*What the task asks*:
Make an exact copy of all the records.

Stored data
::::::::

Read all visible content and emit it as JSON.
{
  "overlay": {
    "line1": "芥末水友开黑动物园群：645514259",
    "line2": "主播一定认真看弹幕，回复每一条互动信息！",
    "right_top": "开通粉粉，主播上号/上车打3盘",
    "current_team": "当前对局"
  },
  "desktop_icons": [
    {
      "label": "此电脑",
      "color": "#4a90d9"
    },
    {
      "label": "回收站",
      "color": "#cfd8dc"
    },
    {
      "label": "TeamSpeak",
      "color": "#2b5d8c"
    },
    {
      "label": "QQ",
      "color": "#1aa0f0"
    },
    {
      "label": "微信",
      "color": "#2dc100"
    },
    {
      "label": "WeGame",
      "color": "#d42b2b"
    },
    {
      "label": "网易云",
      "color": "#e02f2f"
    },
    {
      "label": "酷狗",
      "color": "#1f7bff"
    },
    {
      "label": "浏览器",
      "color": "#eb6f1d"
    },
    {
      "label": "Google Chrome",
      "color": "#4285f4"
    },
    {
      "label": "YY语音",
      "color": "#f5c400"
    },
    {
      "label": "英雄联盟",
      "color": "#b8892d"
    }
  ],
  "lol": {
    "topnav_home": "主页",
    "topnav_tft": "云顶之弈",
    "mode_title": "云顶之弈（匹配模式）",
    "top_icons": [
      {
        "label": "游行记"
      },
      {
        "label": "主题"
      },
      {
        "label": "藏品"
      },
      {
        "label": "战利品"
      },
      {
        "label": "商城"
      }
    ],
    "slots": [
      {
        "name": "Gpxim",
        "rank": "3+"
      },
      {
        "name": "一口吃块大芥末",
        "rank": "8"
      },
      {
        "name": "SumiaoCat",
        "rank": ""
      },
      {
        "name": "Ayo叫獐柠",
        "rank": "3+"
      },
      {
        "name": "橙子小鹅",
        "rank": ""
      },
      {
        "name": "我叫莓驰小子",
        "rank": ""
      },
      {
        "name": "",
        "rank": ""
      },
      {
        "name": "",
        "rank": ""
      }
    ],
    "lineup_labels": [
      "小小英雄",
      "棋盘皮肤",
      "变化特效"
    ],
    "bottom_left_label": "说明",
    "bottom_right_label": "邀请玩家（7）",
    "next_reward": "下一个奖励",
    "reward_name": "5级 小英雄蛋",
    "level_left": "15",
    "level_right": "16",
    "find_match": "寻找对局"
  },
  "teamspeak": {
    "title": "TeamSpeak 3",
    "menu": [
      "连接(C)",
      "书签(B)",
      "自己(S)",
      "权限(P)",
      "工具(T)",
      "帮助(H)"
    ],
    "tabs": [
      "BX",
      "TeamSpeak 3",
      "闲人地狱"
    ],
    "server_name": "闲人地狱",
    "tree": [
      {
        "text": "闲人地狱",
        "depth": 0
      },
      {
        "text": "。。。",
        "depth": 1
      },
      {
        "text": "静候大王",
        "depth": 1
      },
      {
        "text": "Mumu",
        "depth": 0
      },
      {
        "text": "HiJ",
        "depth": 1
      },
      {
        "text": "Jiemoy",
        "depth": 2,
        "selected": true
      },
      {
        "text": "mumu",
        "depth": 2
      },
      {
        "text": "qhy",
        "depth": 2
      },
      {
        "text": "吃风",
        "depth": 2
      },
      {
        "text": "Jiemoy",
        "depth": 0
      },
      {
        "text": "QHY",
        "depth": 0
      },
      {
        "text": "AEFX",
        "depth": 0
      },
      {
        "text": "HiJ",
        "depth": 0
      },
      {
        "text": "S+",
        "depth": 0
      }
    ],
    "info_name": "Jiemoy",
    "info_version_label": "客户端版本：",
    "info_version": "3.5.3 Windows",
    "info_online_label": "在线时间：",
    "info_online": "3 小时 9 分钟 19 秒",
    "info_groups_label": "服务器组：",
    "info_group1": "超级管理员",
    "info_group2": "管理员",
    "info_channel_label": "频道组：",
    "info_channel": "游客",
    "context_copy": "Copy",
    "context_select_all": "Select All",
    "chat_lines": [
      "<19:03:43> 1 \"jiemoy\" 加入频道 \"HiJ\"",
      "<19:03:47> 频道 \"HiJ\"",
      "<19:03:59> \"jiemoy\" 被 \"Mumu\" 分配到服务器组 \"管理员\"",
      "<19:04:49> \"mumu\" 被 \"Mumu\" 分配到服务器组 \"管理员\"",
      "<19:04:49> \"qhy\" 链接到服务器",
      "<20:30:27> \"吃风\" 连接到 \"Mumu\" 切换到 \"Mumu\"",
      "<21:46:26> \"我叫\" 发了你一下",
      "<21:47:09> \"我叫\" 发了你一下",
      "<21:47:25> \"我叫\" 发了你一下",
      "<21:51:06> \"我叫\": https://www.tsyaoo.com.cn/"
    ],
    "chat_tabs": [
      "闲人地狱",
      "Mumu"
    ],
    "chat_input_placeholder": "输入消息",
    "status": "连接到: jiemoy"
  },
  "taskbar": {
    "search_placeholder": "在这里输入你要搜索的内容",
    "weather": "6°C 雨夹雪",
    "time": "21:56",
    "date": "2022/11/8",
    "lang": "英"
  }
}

::::::::

*Reply to the exercise*:
Read all visible content and emit it as JSON.
{
  "overlay": {
    "line1": "芥末水友开黑动物园群：645514259",
    "line2": "主播一定认真看弹幕，回复每一条互动信息！",
    "right_top": "开通粉粉，主播上号/上车打3盘",
    "current_team": "当前对局"
  },
  "desktop_icons": [
    {
      "label": "此电脑",
      "color": "#4a90d9"
    },
    {
      "label": "回收站",
      "color": "#cfd8dc"
    },
    {
      "label": "TeamSpeak",
      "color": "#2b5d8c"
    },
    {
      "label": "QQ",
      "color": "#1aa0f0"
    },
    {
      "label": "微信",
      "color": "#2dc100"
    },
    {
      "label": "WeGame",
      "color": "#d42b2b"
    },
    {
      "label": "网易云",
      "color": "#e02f2f"
    },
    {
      "label": "酷狗",
      "color": "#1f7bff"
    },
    {
      "label": "浏览器",
      "color": "#eb6f1d"
    },
    {
      "label": "Google Chrome",
      "color": "#4285f4"
    },
    {
      "label": "YY语音",
      "color": "#f5c400"
    },
    {
      "label": "英雄联盟",
      "color": "#b8892d"
    }
  ],
  "lol": {
    "topnav_home": "主页",
    "topnav_tft": "云顶之弈",
    "mode_title": "云顶之弈（匹配模式）",
    "top_icons": [
      {
        "label": "游行记"
      },
      {
        "label": "主题"
      },
      {
        "label": "藏品"
      },
      {
        "label": "战利品"
      },
      {
        "label": "商城"
      }
    ],
    "slots": [
      {
        "name": "Gpxim",
        "rank": "3+"
      },
      {
        "name": "一口吃块大芥末",
        "rank": "8"
      },
      {
        "name": "SumiaoCat",
        "rank": ""
      },
      {
        "name": "Ayo叫獐柠",
        "rank": "3+"
      },
      {
        "name": "橙子小鹅",
        "rank": ""
      },
      {
        "name": "我叫莓驰小子",
        "rank": ""
      },
      {
        "name": "",
        "rank": ""
      },
      {
        "name": "",
        "rank": ""
      }
    ],
    "lineup_labels": [
      "小小英雄",
      "棋盘皮肤",
      "变化特效"
    ],
    "bottom_left_label": "说明",
    "bottom_right_label": "邀请玩家（7）",
    "next_reward": "下一个奖励",
    "reward_name": "5级 小英雄蛋",
    "level_left": "15",
    "level_right": "16",
    "find_match": "寻找对局"
  },
  "teamspeak": {
    "title": "TeamSpeak 3",
    "menu": [
      "连接(C)",
      "书签(B)",
      "自己(S)",
      "权限(P)",
      "工具(T)",
      "帮助(H)"
    ],
    "tabs": [
      "BX",
      "TeamSpeak 3",
      "闲人地狱"
    ],
    "server_name": "闲人地狱",
    "tree": [
      {
        "text": "闲人地狱",
        "depth": 0
      },
      {
        "text": "。。。",
        "depth": 1
      },
      {
        "text": "静候大王",
        "depth": 1
      },
      {
        "text": "Mumu",
        "depth": 0
      },
      {
        "text": "HiJ",
        "depth": 1
      },
      {
        "text": "Jiemoy",
        "depth": 2,
        "selected": true
      },
      {
        "text": "mumu",
        "depth": 2
      },
      {
        "text": "qhy",
        "depth": 2
      },
      {
        "text": "吃风",
        "depth": 2
      },
      {
        "text": "Jiemoy",
        "depth": 0
      },
      {
        "text": "QHY",
        "depth": 0
      },
      {
        "text": "AEFX",
        "depth": 0
      },
      {
        "text": "HiJ",
        "depth": 0
      },
      {
        "text": "S+",
        "depth": 0
      }
    ],
    "info_name": "Jiemoy",
    "info_version_label": "客户端版本：",
    "info_version": "3.5.3 Windows",
    "info_online_label": "在线时间：",
    "info_online": "3 小时 9 分钟 19 秒",
    "info_groups_label": "服务器组：",
    "info_group1": "超级管理员",
    "info_group2": "管理员",
    "info_channel_label": "频道组：",
    "info_channel": "游客",
    "context_copy": "Copy",
    "context_select_all": "Select All",
    "chat_lines": [
      "<19:03:43> 1 \"jiemoy\" 加入频道 \"HiJ\"",
      "<19:03:47> 频道 \"HiJ\"",
      "<19:03:59> \"jiemoy\" 被 \"Mumu\" 分配到服务器组 \"管理员\"",
      "<19:04:49> \"mumu\" 被 \"Mumu\" 分配到服务器组 \"管理员\"",
      "<19:04:49> \"qhy\" 链接到服务器",
      "<20:30:27> \"吃风\" 连接到 \"Mumu\" 切换到 \"Mumu\"",
      "<21:46:26> \"我叫\" 发了你一下",
      "<21:47:09> \"我叫\" 发了你一下",
      "<21:47:25> \"我叫\" 发了你一下",
      "<21:51:06> \"我叫\": https://www.tsyaoo.com.cn/"
    ],
    "chat_tabs": [
      "闲人地狱",
      "Mumu"
    ],
    "chat_input_placeholder": "输入消息",
    "status": "连接到: jiemoy"
  },
  "taskbar": {
    "search_placeholder": "在这里输入你要搜索的内容",
    "weather": "6°C 雨夹雪",
    "time": "21:56",
    "date": "2022/11/8",
    "lang": "英"
  }
}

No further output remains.